## Short problem
Each line that holds the word "toast" is to be identified and copied.

## Data

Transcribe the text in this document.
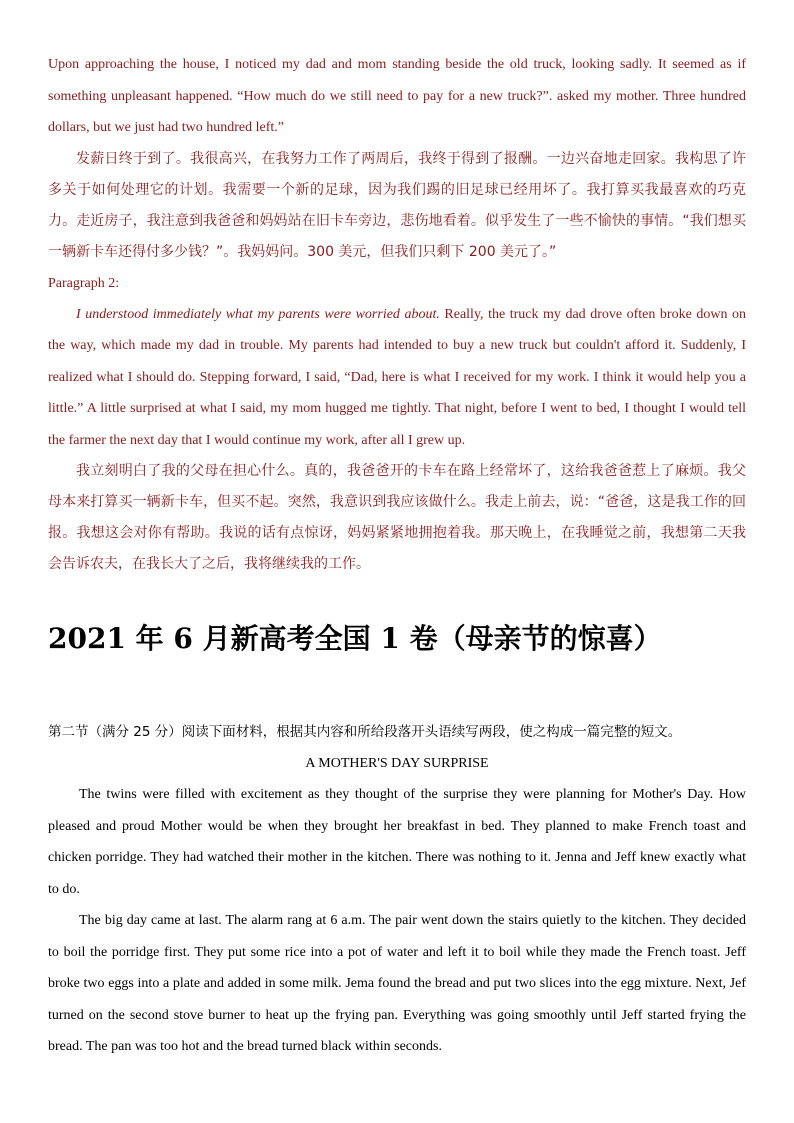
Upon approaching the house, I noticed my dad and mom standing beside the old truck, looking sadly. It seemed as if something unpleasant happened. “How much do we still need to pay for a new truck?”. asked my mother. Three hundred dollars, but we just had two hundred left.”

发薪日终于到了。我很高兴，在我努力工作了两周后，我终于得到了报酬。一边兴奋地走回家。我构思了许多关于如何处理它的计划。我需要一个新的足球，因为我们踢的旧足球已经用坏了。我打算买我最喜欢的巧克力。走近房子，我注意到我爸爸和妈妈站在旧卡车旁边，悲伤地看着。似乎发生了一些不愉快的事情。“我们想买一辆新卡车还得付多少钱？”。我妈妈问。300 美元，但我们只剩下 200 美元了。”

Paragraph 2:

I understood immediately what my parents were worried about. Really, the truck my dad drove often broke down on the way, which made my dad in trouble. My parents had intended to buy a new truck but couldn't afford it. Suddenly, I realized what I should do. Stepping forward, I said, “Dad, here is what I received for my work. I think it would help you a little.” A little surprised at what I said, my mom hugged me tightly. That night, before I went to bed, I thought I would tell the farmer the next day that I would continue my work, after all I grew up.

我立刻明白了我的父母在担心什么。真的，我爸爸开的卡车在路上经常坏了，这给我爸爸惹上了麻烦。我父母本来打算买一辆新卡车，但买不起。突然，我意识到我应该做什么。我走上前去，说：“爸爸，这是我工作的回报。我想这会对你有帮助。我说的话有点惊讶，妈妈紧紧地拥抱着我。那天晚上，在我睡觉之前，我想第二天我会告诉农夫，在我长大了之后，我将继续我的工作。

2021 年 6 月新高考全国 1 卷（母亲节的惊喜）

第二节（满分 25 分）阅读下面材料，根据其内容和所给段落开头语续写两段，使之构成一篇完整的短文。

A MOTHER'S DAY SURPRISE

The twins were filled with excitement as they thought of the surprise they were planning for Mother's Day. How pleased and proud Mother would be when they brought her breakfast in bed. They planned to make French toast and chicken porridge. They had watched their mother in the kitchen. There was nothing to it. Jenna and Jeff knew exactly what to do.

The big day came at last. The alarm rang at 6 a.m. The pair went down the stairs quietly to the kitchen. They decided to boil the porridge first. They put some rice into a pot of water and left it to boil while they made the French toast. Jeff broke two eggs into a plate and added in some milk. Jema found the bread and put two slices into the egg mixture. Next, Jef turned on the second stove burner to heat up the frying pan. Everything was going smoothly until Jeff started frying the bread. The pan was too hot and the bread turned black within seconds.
==
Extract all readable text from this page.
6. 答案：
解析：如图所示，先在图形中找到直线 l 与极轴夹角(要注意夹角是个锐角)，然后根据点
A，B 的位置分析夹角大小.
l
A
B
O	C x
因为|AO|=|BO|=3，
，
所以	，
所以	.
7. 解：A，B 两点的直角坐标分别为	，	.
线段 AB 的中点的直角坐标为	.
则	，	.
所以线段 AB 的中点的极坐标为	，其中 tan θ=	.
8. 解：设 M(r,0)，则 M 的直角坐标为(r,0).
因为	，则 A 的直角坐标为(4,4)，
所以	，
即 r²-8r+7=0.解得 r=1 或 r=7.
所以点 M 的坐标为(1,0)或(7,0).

## Complete response
The twins were filled with excitement as they thought of the surprise they were planning for Mother's Day. How pleased and proud Mother would be when they brought her breakfast in bed. They planned to make French toast and chicken porridge. They had watched their mother in the kitchen. There was nothing to it. Jenna and Jeff knew exactly what to do.
The big day came at last. The alarm rang at 6 a.m. The pair went down the stairs quietly to the kitchen. They decided to boil the porridge first. They put some rice into a pot of water and left it to boil while they made the French toast. Jeff broke two eggs into a plate and added in some milk. Jema found the bread and put two slices into the egg mixture. Next, Jef turned on the second stove burner to heat up the frying pan. Everything was going smoothly until Jeff started frying the bread. The pan was too hot and the bread turned black within seconds.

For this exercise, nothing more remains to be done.